— start Records for this task —
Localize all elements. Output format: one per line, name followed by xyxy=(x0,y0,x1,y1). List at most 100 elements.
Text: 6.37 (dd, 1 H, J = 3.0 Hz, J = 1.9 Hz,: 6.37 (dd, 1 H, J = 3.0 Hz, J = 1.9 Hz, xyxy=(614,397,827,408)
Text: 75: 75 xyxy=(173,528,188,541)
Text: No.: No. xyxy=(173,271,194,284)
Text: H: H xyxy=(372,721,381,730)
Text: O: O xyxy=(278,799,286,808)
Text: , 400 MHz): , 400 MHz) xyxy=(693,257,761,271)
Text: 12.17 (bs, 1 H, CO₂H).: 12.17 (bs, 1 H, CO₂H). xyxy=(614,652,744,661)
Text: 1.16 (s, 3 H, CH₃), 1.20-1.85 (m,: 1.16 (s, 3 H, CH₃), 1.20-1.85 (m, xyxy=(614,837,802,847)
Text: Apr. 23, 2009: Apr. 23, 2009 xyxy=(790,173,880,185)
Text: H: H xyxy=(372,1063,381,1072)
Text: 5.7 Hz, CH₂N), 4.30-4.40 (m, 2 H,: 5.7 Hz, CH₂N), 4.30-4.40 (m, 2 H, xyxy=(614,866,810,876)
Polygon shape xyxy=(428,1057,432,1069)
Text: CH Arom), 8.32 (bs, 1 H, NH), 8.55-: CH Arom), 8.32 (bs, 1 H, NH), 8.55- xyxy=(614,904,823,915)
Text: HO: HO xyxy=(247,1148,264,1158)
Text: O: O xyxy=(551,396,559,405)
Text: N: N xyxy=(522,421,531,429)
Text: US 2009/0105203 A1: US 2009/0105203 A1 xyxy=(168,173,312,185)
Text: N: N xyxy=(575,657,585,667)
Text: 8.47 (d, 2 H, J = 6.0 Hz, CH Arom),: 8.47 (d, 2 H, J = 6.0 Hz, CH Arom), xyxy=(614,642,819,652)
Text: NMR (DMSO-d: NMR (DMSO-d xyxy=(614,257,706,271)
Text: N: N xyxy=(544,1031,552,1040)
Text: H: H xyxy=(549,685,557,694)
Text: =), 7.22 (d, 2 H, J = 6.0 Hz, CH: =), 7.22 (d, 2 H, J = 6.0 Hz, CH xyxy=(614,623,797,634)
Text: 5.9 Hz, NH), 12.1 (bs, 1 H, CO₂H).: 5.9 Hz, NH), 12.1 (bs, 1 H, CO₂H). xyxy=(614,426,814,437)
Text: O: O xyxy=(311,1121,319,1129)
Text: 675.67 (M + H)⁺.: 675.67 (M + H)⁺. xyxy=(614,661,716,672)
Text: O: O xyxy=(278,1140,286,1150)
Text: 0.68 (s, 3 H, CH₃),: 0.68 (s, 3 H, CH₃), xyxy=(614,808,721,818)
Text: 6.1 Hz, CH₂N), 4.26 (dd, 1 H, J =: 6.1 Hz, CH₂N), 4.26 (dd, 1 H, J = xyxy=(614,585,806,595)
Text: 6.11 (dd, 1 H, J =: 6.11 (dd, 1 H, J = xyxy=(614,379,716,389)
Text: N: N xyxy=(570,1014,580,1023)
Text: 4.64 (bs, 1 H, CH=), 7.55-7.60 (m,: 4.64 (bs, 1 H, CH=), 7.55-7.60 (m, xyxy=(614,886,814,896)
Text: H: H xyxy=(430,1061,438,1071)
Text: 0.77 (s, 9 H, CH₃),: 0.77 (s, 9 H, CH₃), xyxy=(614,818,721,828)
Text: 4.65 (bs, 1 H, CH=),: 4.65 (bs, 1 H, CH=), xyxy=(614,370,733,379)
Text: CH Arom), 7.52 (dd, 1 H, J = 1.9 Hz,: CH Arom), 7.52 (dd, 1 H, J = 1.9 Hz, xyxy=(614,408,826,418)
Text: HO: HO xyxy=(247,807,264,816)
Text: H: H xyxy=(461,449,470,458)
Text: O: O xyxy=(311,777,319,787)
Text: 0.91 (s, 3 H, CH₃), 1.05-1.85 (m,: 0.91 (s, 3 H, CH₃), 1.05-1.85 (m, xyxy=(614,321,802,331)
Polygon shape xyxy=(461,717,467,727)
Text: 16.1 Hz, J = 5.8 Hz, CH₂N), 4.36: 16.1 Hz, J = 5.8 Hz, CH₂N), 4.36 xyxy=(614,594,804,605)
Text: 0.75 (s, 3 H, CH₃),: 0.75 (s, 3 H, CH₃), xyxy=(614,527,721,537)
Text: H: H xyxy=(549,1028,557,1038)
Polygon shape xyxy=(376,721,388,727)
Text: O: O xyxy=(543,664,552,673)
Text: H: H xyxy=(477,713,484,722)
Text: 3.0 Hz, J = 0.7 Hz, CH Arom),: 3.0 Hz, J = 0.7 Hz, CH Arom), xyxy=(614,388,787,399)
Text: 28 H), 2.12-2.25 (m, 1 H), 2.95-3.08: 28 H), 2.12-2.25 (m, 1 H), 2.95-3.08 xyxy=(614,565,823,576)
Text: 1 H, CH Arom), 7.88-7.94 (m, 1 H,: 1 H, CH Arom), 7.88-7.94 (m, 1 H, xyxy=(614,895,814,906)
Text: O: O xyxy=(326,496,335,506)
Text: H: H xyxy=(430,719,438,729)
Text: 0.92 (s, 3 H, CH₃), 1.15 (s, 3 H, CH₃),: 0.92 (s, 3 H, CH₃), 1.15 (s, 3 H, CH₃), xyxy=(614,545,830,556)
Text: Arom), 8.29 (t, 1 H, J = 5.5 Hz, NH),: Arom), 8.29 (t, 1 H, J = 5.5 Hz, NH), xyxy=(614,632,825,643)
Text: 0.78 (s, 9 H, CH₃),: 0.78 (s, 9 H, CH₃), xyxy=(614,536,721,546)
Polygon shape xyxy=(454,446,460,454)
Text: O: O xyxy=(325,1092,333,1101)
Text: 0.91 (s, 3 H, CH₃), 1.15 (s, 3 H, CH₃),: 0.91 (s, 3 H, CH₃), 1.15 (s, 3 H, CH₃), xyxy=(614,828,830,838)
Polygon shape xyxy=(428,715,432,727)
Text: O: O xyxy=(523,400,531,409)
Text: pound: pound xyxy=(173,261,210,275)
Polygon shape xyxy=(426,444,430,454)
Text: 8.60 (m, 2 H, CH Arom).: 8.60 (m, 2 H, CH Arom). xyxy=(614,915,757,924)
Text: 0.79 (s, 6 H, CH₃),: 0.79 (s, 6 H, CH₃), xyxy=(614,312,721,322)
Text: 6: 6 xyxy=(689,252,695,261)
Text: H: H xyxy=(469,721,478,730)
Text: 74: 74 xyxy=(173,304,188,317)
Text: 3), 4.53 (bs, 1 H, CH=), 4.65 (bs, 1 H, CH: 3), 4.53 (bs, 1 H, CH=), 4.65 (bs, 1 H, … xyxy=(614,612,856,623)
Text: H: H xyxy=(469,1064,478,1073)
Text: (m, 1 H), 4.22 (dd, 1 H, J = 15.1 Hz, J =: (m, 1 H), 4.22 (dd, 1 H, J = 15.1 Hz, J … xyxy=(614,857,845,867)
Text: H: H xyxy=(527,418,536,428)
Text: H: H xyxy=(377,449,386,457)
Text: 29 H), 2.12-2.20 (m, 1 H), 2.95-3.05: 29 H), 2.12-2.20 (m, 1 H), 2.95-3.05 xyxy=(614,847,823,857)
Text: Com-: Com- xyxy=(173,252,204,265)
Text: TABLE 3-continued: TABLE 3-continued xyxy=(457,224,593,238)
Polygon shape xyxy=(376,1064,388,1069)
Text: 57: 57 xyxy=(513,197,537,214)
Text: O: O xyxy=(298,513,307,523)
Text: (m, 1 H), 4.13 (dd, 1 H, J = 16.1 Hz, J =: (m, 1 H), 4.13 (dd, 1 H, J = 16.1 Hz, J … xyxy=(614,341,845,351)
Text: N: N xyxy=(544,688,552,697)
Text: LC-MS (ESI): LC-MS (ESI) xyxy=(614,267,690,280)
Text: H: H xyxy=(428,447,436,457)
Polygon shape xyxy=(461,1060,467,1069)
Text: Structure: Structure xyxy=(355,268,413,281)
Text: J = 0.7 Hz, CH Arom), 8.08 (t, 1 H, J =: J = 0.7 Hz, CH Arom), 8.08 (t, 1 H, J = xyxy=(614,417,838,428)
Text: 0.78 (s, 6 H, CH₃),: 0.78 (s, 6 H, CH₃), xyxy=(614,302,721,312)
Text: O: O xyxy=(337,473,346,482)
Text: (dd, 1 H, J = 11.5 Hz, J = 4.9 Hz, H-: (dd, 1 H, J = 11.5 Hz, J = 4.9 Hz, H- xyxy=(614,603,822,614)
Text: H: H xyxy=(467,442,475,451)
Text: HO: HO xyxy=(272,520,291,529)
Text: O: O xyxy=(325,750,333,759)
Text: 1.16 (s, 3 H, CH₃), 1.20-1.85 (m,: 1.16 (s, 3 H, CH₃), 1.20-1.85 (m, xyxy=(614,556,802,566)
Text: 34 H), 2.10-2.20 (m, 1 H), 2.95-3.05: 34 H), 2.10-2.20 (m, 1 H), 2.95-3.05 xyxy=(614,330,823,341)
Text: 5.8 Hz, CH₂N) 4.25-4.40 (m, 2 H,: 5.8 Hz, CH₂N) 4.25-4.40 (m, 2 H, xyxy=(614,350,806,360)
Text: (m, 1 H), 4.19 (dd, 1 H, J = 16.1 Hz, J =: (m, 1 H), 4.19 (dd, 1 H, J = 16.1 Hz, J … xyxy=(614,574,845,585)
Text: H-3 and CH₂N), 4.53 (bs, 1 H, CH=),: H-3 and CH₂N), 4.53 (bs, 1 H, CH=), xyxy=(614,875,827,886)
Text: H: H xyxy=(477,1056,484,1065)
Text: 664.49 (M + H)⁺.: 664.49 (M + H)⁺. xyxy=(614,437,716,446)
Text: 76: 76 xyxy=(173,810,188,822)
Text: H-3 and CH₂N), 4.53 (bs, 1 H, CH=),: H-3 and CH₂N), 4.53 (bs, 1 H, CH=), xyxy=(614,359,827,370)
— end Records for this task —
■ **Required task**: Repeat the lines word for word, starting at the first line and ending at the line containing "Text: H: H xyxy=(549,685,557,694)", including both of those lines.

■ **Solution for this problem**:
Localize all elements. Output format: one per line, name followed by xyxy=(x0,y0,x1,y1). List at most 100 elements.
Text: 6.37 (dd, 1 H, J = 3.0 Hz, J = 1.9 Hz,: 6.37 (dd, 1 H, J = 3.0 Hz, J = 1.9 Hz, xyxy=(614,397,827,408)
Text: 75: 75 xyxy=(173,528,188,541)
Text: No.: No. xyxy=(173,271,194,284)
Text: H: H xyxy=(372,721,381,730)
Text: O: O xyxy=(278,799,286,808)
Text: , 400 MHz): , 400 MHz) xyxy=(693,257,761,271)
Text: 12.17 (bs, 1 H, CO₂H).: 12.17 (bs, 1 H, CO₂H). xyxy=(614,652,744,661)
Text: 1.16 (s, 3 H, CH₃), 1.20-1.85 (m,: 1.16 (s, 3 H, CH₃), 1.20-1.85 (m, xyxy=(614,837,802,847)
Text: Apr. 23, 2009: Apr. 23, 2009 xyxy=(790,173,880,185)
Text: H: H xyxy=(372,1063,381,1072)
Text: 5.7 Hz, CH₂N), 4.30-4.40 (m, 2 H,: 5.7 Hz, CH₂N), 4.30-4.40 (m, 2 H, xyxy=(614,866,810,876)
Polygon shape xyxy=(428,1057,432,1069)
Text: CH Arom), 8.32 (bs, 1 H, NH), 8.55-: CH Arom), 8.32 (bs, 1 H, NH), 8.55- xyxy=(614,904,823,915)
Text: HO: HO xyxy=(247,1148,264,1158)
Text: O: O xyxy=(551,396,559,405)
Text: N: N xyxy=(522,421,531,429)
Text: US 2009/0105203 A1: US 2009/0105203 A1 xyxy=(168,173,312,185)
Text: N: N xyxy=(575,657,585,667)
Text: 8.47 (d, 2 H, J = 6.0 Hz, CH Arom),: 8.47 (d, 2 H, J = 6.0 Hz, CH Arom), xyxy=(614,642,819,652)
Text: NMR (DMSO-d: NMR (DMSO-d xyxy=(614,257,706,271)
Text: N: N xyxy=(544,1031,552,1040)
Text: H: H xyxy=(549,685,557,694)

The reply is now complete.